** Instructions to follow **
Copy out each line below exactly as it appears.
>> start Data section
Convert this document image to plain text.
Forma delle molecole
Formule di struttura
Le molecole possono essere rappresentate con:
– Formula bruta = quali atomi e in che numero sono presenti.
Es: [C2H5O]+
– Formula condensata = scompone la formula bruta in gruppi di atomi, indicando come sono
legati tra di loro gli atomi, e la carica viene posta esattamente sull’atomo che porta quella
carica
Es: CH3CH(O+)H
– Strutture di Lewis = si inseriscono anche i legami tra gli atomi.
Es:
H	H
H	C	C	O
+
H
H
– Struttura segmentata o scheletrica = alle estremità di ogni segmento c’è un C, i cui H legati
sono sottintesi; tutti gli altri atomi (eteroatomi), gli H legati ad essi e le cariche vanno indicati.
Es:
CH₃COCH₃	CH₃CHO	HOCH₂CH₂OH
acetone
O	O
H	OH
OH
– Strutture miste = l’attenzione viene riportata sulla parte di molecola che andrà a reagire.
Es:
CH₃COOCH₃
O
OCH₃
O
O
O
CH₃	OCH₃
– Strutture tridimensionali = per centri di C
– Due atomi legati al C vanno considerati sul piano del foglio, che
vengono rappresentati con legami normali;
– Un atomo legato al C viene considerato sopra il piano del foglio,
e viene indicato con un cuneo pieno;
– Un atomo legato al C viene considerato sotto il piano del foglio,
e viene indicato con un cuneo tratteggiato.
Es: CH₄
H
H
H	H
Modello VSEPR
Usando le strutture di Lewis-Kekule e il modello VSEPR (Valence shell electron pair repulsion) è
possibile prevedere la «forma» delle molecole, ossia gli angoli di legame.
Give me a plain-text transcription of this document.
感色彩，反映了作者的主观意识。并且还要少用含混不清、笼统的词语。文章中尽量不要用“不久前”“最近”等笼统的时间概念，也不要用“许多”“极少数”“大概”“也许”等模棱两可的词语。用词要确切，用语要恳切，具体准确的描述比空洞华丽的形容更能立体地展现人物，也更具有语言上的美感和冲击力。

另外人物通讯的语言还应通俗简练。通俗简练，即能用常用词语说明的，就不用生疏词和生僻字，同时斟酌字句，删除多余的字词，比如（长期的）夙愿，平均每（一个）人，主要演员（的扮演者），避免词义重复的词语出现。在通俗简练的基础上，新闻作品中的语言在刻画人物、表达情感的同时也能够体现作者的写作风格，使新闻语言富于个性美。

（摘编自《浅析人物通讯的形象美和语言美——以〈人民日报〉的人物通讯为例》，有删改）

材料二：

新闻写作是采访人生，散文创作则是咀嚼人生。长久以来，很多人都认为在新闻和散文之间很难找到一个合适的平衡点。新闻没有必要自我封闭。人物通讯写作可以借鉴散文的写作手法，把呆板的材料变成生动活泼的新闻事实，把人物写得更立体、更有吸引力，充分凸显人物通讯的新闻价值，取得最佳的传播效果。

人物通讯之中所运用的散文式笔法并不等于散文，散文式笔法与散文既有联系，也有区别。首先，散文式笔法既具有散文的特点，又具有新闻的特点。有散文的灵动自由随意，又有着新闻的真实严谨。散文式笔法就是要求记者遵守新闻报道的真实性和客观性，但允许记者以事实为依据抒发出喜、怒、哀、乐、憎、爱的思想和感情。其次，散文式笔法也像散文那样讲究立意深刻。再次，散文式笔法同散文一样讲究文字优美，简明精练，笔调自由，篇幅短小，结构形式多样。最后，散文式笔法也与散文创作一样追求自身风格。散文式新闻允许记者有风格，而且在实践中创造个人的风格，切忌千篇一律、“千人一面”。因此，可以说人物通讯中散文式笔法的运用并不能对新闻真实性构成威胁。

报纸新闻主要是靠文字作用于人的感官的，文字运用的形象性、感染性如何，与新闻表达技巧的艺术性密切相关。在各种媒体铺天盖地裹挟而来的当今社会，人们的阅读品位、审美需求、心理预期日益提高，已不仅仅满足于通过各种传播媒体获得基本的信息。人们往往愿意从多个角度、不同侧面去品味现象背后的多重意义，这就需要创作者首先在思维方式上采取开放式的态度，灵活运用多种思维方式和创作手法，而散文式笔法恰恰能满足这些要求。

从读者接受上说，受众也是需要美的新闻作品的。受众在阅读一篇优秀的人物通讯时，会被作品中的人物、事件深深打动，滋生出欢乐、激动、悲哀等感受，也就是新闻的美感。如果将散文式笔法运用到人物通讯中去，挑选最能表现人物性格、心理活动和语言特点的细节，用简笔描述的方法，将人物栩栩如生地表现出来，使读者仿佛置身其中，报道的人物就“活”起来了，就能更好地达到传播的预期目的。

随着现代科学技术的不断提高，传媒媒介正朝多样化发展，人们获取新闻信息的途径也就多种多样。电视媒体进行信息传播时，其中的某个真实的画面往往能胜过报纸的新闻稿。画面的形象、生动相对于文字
>> end Data section
** Exercise response **
Convert this document image to plain text.
Forma delle molecole
Formule di struttura
Le molecole possono essere rappresentate con:
– Formula bruta = quali atomi e in che numero sono presenti.
Es: [C2H5O]+
– Formula condensata = scompone la formula bruta in gruppi di atomi, indicando come sono
legati tra di loro gli atomi, e la carica viene posta esattamente sull’atomo che porta quella
carica
Es: CH3CH(O+)H
– Strutture di Lewis = si inseriscono anche i legami tra gli atomi.
Es:
H	H
H	C	C	O
+
H
H
– Struttura segmentata o scheletrica = alle estremità di ogni segmento c’è un C, i cui H legati
sono sottintesi; tutti gli altri atomi (eteroatomi), gli H legati ad essi e le cariche vanno indicati.
Es:
CH₃COCH₃	CH₃CHO	HOCH₂CH₂OH
acetone
O	O
H	OH
OH
– Strutture miste = l’attenzione viene riportata sulla parte di molecola che andrà a reagire.
Es:
CH₃COOCH₃
O
OCH₃
O
O
O
CH₃	OCH₃
– Strutture tridimensionali = per centri di C
– Due atomi legati al C vanno considerati sul piano del foglio, che
vengono rappresentati con legami normali;
– Un atomo legato al C viene considerato sopra il piano del foglio,
e viene indicato con un cuneo pieno;
– Un atomo legato al C viene considerato sotto il piano del foglio,
e viene indicato con un cuneo tratteggiato.
Es: CH₄
H
H
H	H
Modello VSEPR
Usando le strutture di Lewis-Kekule e il modello VSEPR (Valence shell electron pair repulsion) è
possibile prevedere la «forma» delle molecole, ossia gli angoli di legame.
Give me a plain-text transcription of this document.
感色彩，反映了作者的主观意识。并且还要少用含混不清、笼统的词语。文章中尽量不要用“不久前”“最近”等笼统的时间概念，也不要用“许多”“极少数”“大概”“也许”等模棱两可的词语。用词要确切，用语要恳切，具体准确的描述比空洞华丽的形容更能立体地展现人物，也更具有语言上的美感和冲击力。

另外人物通讯的语言还应通俗简练。通俗简练，即能用常用词语说明的，就不用生疏词和生僻字，同时斟酌字句，删除多余的字词，比如（长期的）夙愿，平均每（一个）人，主要演员（的扮演者），避免词义重复的词语出现。在通俗简练的基础上，新闻作品中的语言在刻画人物、表达情感的同时也能够体现作者的写作风格，使新闻语言富于个性美。

（摘编自《浅析人物通讯的形象美和语言美——以〈人民日报〉的人物通讯为例》，有删改）

材料二：

新闻写作是采访人生，散文创作则是咀嚼人生。长久以来，很多人都认为在新闻和散文之间很难找到一个合适的平衡点。新闻没有必要自我封闭。人物通讯写作可以借鉴散文的写作手法，把呆板的材料变成生动活泼的新闻事实，把人物写得更立体、更有吸引力，充分凸显人物通讯的新闻价值，取得最佳的传播效果。

人物通讯之中所运用的散文式笔法并不等于散文，散文式笔法与散文既有联系，也有区别。首先，散文式笔法既具有散文的特点，又具有新闻的特点。有散文的灵动自由随意，又有着新闻的真实严谨。散文式笔法就是要求记者遵守新闻报道的真实性和客观性，但允许记者以事实为依据抒发出喜、怒、哀、乐、憎、爱的思想和感情。其次，散文式笔法也像散文那样讲究立意深刻。再次，散文式笔法同散文一样讲究文字优美，简明精练，笔调自由，篇幅短小，结构形式多样。最后，散文式笔法也与散文创作一样追求自身风格。散文式新闻允许记者有风格，而且在实践中创造个人的风格，切忌千篇一律、“千人一面”。因此，可以说人物通讯中散文式笔法的运用并不能对新闻真实性构成威胁。

报纸新闻主要是靠文字作用于人的感官的，文字运用的形象性、感染性如何，与新闻表达技巧的艺术性密切相关。在各种媒体铺天盖地裹挟而来的当今社会，人们的阅读品位、审美需求、心理预期日益提高，已不仅仅满足于通过各种传播媒体获得基本的信息。人们往往愿意从多个角度、不同侧面去品味现象背后的多重意义，这就需要创作者首先在思维方式上采取开放式的态度，灵活运用多种思维方式和创作手法，而散文式笔法恰恰能满足这些要求。

从读者接受上说，受众也是需要美的新闻作品的。受众在阅读一篇优秀的人物通讯时，会被作品中的人物、事件深深打动，滋生出欢乐、激动、悲哀等感受，也就是新闻的美感。如果将散文式笔法运用到人物通讯中去，挑选最能表现人物性格、心理活动和语言特点的细节，用简笔描述的方法，将人物栩栩如生地表现出来，使读者仿佛置身其中，报道的人物就“活”起来了，就能更好地达到传播的预期目的。

随着现代科学技术的不断提高，传媒媒介正朝多样化发展，人们获取新闻信息的途径也就多种多样。电视媒体进行信息传播时，其中的某个真实的画面往往能胜过报纸的新闻稿。画面的形象、生动相对于文字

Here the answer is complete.